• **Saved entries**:
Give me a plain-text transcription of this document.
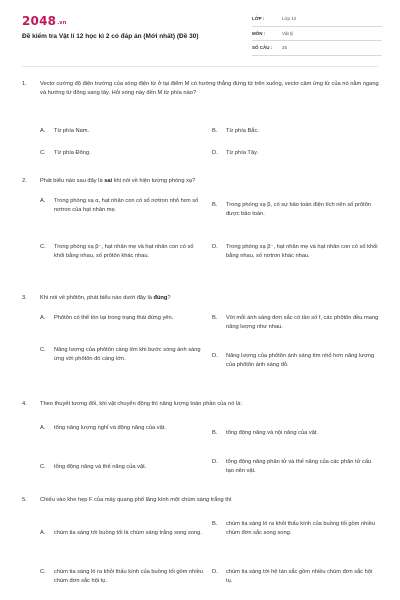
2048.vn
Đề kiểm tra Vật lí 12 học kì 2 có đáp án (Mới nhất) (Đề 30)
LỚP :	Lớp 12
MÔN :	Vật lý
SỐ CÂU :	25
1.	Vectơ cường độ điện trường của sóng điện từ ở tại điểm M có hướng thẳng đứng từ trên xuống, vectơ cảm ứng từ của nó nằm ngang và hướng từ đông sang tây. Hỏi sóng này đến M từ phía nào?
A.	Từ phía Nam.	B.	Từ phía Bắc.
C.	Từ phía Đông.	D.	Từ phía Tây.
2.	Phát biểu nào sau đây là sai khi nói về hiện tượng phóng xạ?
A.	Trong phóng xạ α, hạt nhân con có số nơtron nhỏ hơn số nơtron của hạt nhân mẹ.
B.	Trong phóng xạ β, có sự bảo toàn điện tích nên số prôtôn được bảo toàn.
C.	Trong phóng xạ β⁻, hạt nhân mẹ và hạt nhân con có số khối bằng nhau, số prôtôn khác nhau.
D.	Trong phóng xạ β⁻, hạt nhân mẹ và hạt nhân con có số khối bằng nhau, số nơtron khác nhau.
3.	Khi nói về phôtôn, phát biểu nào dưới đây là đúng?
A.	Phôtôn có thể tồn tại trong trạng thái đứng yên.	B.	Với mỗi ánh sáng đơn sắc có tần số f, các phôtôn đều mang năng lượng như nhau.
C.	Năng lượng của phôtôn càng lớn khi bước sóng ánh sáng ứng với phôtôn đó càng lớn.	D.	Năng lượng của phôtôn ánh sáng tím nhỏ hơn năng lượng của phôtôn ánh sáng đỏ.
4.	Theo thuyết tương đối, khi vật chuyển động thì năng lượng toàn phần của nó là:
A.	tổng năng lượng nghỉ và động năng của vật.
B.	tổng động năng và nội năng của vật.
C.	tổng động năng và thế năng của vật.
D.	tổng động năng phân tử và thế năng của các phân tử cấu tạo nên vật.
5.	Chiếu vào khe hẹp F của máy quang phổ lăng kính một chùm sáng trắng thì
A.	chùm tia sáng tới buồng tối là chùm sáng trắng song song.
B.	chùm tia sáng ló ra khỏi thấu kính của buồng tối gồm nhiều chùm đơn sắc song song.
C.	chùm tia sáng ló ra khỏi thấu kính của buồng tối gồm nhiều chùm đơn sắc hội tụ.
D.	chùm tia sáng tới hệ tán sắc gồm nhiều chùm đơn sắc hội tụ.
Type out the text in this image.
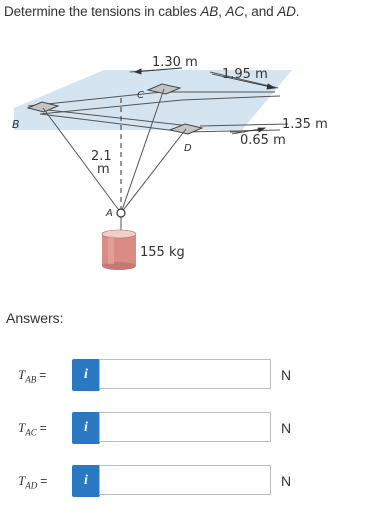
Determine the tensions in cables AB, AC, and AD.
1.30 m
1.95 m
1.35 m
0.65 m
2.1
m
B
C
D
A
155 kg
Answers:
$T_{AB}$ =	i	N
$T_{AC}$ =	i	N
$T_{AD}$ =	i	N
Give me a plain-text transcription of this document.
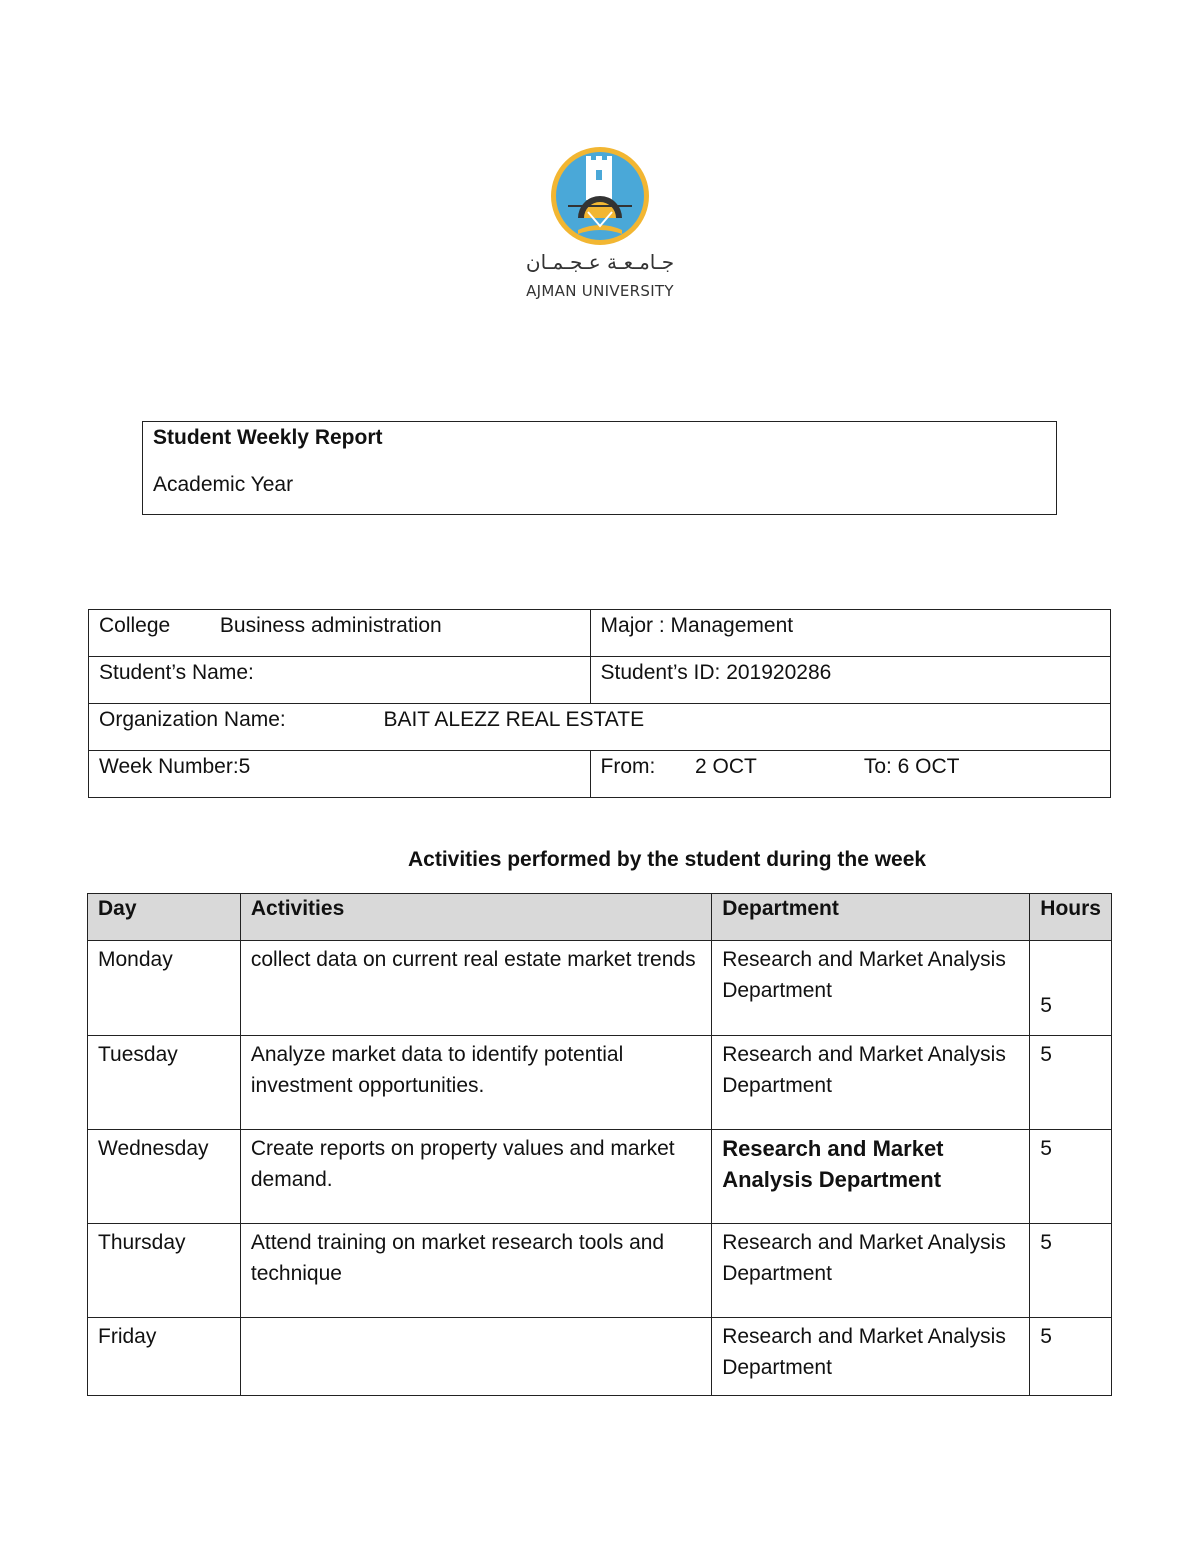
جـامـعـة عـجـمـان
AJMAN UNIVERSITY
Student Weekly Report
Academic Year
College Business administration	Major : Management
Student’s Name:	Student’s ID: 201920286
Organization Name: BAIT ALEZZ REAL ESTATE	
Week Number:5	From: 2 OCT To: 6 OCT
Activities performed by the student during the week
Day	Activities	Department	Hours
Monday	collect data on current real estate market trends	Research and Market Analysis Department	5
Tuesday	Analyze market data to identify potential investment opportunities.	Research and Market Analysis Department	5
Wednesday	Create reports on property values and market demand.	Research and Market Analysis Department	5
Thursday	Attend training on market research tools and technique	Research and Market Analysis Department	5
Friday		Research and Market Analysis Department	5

• **SET TASK**: Which lines include "phóng"? Copy each of them out.

• **RESPONSE TO THIS TASK**:
2.	Phát biểu nào sau đây là sai khi nói về hiện tượng phóng xạ?
A.	Trong phóng xạ α, hạt nhân con có số nơtron nhỏ hơn số nơtron của hạt nhân mẹ.
B.	Trong phóng xạ β, có sự bảo toàn điện tích nên số prôtôn được bảo toàn.
C.	Trong phóng xạ β⁻, hạt nhân mẹ và hạt nhân con có số khối bằng nhau, số prôtôn khác nhau.
D.	Trong phóng xạ β⁻, hạt nhân mẹ và hạt nhân con có số khối bằng nhau, số nơtron khác nhau.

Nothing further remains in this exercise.